Data extract =>
%%

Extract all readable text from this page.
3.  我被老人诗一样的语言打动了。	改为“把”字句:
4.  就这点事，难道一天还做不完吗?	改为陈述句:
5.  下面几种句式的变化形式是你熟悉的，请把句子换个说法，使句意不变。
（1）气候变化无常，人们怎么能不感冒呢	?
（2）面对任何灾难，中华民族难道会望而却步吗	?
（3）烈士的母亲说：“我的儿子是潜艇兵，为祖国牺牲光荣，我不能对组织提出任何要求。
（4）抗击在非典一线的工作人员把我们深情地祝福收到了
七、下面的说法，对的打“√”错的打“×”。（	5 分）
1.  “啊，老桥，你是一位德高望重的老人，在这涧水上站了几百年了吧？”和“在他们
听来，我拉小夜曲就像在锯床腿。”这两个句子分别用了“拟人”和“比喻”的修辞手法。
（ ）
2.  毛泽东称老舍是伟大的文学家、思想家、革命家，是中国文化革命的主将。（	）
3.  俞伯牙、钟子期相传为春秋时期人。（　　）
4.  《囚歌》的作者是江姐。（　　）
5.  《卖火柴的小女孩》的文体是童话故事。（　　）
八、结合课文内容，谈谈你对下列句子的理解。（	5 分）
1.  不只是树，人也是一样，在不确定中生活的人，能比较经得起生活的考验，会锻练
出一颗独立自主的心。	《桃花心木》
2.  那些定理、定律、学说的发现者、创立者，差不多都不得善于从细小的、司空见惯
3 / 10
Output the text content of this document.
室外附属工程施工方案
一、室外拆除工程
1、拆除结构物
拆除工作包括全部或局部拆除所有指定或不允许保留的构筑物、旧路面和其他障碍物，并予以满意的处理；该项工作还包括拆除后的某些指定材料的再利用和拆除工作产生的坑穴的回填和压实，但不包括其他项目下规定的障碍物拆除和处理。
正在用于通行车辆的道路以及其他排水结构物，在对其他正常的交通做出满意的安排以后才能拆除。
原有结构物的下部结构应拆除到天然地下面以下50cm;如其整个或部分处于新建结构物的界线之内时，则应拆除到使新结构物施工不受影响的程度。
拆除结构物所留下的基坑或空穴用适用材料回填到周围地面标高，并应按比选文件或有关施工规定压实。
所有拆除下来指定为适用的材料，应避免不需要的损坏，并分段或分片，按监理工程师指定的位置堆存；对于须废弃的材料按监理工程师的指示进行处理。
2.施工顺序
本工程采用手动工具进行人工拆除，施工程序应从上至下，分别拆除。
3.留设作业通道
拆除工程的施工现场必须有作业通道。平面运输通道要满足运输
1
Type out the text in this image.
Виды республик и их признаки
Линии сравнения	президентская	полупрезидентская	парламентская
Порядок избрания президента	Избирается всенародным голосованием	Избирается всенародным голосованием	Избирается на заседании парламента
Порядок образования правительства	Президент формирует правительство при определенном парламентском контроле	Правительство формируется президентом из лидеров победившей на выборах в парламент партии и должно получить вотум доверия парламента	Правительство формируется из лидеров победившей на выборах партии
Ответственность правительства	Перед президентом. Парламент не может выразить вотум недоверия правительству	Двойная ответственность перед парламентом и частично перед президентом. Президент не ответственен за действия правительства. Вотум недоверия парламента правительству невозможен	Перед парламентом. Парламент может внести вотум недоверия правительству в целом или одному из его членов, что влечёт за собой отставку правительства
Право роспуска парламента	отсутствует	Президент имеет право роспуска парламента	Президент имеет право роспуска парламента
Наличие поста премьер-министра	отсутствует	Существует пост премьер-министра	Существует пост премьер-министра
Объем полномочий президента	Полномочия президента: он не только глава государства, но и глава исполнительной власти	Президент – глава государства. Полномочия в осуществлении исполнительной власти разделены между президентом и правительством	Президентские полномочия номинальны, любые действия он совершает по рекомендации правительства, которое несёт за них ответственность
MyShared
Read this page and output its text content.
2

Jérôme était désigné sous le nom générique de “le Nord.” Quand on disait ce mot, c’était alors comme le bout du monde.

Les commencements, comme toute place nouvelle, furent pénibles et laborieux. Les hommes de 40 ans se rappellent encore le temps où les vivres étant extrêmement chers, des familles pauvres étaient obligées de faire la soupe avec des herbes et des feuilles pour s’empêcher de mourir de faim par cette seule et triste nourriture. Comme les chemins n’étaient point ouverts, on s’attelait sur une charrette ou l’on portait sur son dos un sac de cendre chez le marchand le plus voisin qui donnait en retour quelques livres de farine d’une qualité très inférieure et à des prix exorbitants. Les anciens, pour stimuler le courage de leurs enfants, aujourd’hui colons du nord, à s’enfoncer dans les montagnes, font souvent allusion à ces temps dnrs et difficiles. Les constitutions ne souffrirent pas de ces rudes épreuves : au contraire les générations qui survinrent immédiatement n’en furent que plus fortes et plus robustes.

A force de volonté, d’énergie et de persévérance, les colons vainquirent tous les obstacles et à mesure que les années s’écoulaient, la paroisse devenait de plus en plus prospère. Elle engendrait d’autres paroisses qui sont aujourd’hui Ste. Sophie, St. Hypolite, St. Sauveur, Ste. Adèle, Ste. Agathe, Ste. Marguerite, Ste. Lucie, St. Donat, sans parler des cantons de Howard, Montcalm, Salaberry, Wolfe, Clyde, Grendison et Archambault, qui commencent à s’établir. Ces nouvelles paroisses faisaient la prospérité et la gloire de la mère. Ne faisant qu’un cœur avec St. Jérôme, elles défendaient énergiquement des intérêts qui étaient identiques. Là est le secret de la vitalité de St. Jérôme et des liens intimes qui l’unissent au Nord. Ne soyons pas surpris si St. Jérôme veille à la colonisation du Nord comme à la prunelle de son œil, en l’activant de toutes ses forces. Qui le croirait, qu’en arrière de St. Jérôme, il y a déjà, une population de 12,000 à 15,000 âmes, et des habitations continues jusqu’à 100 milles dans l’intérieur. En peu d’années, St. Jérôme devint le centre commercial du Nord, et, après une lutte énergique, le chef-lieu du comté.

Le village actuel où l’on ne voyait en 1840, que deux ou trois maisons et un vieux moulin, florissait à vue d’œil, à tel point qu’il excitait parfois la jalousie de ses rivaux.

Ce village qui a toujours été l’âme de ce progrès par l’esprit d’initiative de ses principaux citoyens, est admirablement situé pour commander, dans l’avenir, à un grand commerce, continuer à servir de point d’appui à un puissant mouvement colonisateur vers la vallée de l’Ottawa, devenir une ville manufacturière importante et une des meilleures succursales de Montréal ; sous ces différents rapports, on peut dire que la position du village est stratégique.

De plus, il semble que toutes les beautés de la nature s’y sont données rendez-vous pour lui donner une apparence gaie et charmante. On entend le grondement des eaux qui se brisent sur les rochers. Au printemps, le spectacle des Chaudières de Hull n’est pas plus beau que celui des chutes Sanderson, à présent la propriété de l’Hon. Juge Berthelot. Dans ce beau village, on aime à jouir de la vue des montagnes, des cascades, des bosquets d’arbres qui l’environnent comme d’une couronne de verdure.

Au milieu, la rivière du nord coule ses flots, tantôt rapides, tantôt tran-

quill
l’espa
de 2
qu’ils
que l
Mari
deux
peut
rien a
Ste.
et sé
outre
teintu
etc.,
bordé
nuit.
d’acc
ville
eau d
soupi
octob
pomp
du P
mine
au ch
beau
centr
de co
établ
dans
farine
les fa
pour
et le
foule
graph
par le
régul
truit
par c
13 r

%%

Task to carry out =>
Pull out all lines from the entries above in which the word "отсутствует" appears.

Answer to this exercise =>
Право роспуска парламента	отсутствует	Президент имеет право роспуска парламента	Президент имеет право роспуска парламента
Наличие поста премьер-министра	отсутствует	Существует пост премьер-министра	Существует пост премьер-министра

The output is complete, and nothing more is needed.